Document excerpt -
..............................

The week I arrived, I was playing Scrabble with some of my new friends when the lights flickered, sputtered, and went out. The electricity remained off for a week in the Great Blackout of 1977. Across the street, hapless tenants on the higher floors of Stuyvesant Town had to pull water up to their apartments with ropes and buckets, since water pressure failed above the sixth floor of any building.

For us, the blackout was an adventure, and the sight of the darkened city from our rooftop was thrilling. However, there were looters everywhere; in fact the auto supply store at the end of the block was picked clean late one night after thieves lowered themselves through a skylight in the near pitch-blackness. We could hear them crashing around in the dark.

One day later that summer, I was sitting in the bathtub in my kitchen and heard a loud explosion. I ran naked and dripping to my living room window to discover the super had been welding his rattletrap van and forgotten to empty the gas line. The thing sent a fireball whooshing past my window that went up five storeys, incinerating cars up and down the block. The burned-out cars remained for weeks.

Drugs were everywhere during the late 1970s and throughout the 1980s. In the early years it was heroin addicts, who nodded out in doorways and sometimes even died when they got drugs that were too strong. A dentist from Jersey who’d driven into the East Village one evening to score was found slumped over the wheel parked next to Tompkins Square the next morning, needle still in his arm. His patients and family had had no idea he was an addict, an incredulous TV anchor reported.

In the latter half of the 1980s, smokable crack held sway, and the sour smell of its ignition in tiny glass pipes could be smelt in doorways and even on the subway. Visually, colorful little crack vials accumulated in sidewalk cracks. Filled with two crack rocks, each vial would sell for $3, meaning a crack fix was cheap, but you’d need a lot of them in the course of a day. Artists picked up these vials and made art; little children collected them and invented games. Bicycle seats disappeared as they were stolen by addicts and sold cheap.

An image that I stumbled across right as I arrived in the city stuck with me during the whole era. There had been a stabbing in the Third Avenue L station, a station rarely used by anyone since the L train was so infrequent. The victim had dripped blood as he staggered around the East Village, and I’d spot vestiges of the blood trail for months as I explored my new neighborhood, a warning to be vigilant of street crime.

The similarity of the current era occurred to me as I traipsed a few days ago down Seventh Avenue past the St. Vincent’s Triangle, now known as the Aids Memorial Park and the hospital across the street — now turned into luxury condos— where patients were once treated. Once again, I spotted a trail of blood spatters that extended to the corner and turned down Greenwich Avenue, presumably by someone who had just been knifed. Or maybe it was just a nosebleed.

..............................

Document layout analysis data:
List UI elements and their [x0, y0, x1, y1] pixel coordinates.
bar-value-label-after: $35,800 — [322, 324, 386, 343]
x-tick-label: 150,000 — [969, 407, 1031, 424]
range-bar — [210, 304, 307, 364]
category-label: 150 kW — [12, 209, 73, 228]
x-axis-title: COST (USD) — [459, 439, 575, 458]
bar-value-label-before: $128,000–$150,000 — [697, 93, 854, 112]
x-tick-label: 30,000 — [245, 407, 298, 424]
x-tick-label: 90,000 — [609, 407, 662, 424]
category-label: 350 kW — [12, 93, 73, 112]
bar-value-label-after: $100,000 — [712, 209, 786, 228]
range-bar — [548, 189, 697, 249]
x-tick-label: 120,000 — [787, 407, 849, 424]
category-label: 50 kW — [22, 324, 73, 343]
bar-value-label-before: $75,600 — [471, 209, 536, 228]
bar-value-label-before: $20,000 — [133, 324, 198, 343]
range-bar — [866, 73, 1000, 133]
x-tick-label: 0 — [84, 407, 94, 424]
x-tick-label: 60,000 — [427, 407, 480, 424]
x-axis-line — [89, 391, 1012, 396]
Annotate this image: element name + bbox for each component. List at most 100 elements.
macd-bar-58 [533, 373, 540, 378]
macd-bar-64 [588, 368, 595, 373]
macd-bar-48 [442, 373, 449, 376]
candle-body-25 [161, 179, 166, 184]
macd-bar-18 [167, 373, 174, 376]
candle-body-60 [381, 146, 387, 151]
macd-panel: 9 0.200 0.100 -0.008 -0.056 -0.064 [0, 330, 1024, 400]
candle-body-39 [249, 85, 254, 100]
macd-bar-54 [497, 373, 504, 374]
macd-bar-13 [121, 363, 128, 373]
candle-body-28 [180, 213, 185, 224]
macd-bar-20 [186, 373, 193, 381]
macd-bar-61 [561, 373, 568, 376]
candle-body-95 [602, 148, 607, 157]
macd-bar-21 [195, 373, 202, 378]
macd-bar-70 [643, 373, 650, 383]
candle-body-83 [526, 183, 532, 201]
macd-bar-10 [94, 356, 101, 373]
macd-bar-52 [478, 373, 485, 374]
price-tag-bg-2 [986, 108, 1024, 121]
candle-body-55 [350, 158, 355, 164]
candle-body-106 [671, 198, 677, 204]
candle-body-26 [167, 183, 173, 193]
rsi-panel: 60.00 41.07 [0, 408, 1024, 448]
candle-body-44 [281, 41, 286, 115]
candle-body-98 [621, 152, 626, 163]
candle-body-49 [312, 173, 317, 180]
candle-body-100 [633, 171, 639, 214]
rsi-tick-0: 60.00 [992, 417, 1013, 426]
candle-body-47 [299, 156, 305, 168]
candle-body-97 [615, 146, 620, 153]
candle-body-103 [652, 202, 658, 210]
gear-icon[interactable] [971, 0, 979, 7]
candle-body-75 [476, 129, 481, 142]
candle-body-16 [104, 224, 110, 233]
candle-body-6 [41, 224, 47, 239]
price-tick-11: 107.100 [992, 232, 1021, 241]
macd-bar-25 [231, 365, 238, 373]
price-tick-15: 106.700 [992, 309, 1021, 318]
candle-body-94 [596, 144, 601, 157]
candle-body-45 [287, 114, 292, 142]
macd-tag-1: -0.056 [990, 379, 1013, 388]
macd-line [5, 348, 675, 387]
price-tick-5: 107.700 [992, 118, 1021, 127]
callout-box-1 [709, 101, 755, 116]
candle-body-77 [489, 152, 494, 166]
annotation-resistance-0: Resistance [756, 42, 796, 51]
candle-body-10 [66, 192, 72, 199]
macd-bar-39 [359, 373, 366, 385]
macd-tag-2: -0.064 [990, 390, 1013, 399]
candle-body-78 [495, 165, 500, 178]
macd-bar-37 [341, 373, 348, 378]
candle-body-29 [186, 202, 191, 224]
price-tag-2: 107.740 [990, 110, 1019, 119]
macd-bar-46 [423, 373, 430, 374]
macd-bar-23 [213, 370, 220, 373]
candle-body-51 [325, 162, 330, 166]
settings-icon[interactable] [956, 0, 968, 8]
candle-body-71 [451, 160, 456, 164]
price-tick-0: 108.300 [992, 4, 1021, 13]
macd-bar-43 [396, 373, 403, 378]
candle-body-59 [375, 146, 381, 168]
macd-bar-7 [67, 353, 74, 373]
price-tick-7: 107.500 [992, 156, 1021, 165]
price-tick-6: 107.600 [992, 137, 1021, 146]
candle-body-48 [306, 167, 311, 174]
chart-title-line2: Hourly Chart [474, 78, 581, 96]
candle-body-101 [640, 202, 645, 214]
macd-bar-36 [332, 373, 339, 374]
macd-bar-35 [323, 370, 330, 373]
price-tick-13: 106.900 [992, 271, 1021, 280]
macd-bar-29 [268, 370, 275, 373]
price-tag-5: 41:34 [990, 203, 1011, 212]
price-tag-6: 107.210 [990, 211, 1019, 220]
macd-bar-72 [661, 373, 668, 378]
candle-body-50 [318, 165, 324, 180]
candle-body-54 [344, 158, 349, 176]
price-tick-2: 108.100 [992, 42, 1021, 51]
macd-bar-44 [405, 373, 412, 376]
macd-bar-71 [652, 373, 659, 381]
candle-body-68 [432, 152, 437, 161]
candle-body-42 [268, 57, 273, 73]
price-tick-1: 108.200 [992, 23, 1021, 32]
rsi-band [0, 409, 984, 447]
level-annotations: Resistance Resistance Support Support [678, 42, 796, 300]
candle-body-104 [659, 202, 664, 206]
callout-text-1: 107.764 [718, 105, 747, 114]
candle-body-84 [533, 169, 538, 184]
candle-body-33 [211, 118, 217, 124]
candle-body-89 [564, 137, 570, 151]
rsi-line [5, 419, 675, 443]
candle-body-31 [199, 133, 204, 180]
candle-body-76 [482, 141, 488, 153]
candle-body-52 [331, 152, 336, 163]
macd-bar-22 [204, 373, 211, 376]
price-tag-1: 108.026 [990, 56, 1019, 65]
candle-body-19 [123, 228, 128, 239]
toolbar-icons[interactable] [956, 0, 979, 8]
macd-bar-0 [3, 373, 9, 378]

..............................

Required work - Reproduce the passage about the East Village word for word, starting with "For us, the" and going on through "in the dark.". The material has no connection to the passage about the East Village.

Answer to this problem -
For us, the blackout was an adventure, and the sight of the darkened city from our rooftop was thrilling. However, there were looters everywhere; in fact the auto supply store at the end of the block was picked clean late one night after thieves lowered themselves through a skylight in the near pitch-blackness. We could hear them crashing around in the dark.